◆ **SHORT EXERCISE**: Pick out each line with the word "Comparative" from the material that follows.

◆ **DATASET EXCERPTS**:

▶

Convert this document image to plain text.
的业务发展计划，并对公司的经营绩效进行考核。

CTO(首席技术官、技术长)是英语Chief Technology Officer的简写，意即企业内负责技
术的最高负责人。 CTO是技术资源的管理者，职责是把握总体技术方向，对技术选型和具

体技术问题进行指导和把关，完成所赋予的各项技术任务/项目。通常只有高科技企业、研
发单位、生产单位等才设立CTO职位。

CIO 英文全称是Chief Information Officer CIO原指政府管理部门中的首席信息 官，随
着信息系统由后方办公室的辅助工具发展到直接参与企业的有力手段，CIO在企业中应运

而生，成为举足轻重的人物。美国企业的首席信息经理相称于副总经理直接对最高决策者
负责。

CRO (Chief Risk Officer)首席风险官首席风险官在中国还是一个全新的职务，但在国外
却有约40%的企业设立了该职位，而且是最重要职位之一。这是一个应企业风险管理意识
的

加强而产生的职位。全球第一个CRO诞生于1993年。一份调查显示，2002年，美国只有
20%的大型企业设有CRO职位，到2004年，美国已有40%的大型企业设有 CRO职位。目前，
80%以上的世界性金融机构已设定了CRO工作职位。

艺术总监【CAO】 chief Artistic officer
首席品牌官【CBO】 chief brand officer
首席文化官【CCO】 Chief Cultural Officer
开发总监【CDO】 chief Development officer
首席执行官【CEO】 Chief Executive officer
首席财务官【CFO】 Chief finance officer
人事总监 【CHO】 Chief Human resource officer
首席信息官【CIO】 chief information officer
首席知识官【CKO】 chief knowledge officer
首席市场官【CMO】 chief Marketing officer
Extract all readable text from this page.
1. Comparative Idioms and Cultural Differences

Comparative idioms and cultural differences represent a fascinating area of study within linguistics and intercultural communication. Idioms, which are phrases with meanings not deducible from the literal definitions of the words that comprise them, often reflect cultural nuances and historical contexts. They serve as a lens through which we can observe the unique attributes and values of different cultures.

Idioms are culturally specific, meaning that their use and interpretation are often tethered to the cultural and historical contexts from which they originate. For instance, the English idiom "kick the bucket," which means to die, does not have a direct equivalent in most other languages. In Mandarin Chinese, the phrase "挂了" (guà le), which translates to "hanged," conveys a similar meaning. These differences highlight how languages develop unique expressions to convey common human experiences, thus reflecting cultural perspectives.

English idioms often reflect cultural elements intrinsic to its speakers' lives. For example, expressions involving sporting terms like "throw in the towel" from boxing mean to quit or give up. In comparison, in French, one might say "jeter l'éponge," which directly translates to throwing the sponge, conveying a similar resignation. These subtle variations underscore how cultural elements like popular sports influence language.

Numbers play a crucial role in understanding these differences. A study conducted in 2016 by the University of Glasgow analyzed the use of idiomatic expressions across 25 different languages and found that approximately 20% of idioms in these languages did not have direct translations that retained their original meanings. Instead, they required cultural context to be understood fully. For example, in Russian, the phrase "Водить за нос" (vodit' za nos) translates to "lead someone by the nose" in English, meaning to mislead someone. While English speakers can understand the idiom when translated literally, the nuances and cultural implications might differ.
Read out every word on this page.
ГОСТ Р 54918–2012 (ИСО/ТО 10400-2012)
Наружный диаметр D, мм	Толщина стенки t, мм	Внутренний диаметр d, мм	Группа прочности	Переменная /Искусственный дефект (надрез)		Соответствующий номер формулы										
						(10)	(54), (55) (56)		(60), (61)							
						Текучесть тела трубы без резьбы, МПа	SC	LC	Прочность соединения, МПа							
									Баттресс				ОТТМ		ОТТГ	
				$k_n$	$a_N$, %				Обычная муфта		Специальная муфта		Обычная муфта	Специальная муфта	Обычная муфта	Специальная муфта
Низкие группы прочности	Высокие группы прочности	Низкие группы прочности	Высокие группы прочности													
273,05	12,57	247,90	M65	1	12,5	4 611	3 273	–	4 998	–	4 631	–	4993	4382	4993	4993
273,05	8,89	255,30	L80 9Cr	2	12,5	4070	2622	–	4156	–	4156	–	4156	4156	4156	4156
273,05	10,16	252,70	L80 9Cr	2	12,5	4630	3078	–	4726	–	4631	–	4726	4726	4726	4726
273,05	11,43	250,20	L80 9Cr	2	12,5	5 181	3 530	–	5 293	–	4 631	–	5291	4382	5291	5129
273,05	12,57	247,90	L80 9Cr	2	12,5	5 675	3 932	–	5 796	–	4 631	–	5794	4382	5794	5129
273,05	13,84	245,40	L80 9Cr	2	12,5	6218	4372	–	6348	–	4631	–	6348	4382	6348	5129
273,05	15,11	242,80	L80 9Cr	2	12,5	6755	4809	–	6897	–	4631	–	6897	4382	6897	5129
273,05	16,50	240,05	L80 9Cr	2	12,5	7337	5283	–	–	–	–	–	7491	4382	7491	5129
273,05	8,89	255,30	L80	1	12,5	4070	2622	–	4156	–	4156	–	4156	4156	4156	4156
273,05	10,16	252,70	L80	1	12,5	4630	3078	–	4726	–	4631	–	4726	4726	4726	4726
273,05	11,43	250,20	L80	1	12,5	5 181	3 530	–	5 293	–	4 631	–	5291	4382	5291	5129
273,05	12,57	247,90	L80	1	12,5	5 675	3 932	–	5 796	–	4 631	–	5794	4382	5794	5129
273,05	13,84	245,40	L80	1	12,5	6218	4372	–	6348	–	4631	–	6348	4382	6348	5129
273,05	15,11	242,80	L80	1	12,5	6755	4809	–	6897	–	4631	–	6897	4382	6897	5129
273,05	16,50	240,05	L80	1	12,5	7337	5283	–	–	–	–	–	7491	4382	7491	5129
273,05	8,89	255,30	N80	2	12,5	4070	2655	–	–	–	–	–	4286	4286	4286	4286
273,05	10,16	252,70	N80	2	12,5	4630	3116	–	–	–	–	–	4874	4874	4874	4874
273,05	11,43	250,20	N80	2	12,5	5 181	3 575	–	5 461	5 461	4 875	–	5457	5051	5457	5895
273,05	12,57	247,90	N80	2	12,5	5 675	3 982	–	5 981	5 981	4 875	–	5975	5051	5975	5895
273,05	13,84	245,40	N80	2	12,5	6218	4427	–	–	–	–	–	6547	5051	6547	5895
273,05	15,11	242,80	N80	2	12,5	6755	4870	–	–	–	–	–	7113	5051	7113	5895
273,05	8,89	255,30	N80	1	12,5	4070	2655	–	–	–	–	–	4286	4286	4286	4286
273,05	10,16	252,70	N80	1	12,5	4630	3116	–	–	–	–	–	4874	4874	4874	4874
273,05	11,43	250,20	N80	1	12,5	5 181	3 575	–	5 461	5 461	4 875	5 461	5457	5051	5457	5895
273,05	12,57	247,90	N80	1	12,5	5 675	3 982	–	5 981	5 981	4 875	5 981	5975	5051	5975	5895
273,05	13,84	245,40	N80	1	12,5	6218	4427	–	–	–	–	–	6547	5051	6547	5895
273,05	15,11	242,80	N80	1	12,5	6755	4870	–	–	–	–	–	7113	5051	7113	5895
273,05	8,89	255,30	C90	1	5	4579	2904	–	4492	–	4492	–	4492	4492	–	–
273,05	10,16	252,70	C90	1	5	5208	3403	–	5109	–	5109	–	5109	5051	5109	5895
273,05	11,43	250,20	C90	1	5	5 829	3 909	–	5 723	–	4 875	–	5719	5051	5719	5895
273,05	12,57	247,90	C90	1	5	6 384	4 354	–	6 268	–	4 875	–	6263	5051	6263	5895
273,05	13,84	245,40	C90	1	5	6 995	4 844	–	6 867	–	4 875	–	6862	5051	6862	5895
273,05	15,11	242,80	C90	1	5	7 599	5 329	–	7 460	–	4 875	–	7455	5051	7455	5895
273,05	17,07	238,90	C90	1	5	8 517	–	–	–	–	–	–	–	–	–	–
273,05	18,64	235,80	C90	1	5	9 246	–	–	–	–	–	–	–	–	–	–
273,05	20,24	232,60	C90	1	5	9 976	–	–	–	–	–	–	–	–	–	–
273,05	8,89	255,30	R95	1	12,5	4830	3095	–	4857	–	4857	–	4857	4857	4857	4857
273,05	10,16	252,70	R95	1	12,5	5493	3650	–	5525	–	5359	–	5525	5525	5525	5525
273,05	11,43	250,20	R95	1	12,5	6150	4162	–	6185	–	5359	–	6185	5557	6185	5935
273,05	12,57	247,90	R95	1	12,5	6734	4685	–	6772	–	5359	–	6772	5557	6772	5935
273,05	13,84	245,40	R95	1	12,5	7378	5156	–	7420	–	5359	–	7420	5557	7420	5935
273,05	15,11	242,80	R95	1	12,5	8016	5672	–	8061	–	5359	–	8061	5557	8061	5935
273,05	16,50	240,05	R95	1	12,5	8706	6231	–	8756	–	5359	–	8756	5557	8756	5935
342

◀

◆ **REPLY**:
1. Comparative Idioms and Cultural Differences
Comparative idioms and cultural differences represent a fascinating area of study within linguistics and intercultural communication. Idioms, which are phrases with meanings not deducible from the literal definitions of the words that comprise them, often reflect cultural nuances and historical contexts. They serve as a lens through which we can observe the unique attributes and values of different cultures.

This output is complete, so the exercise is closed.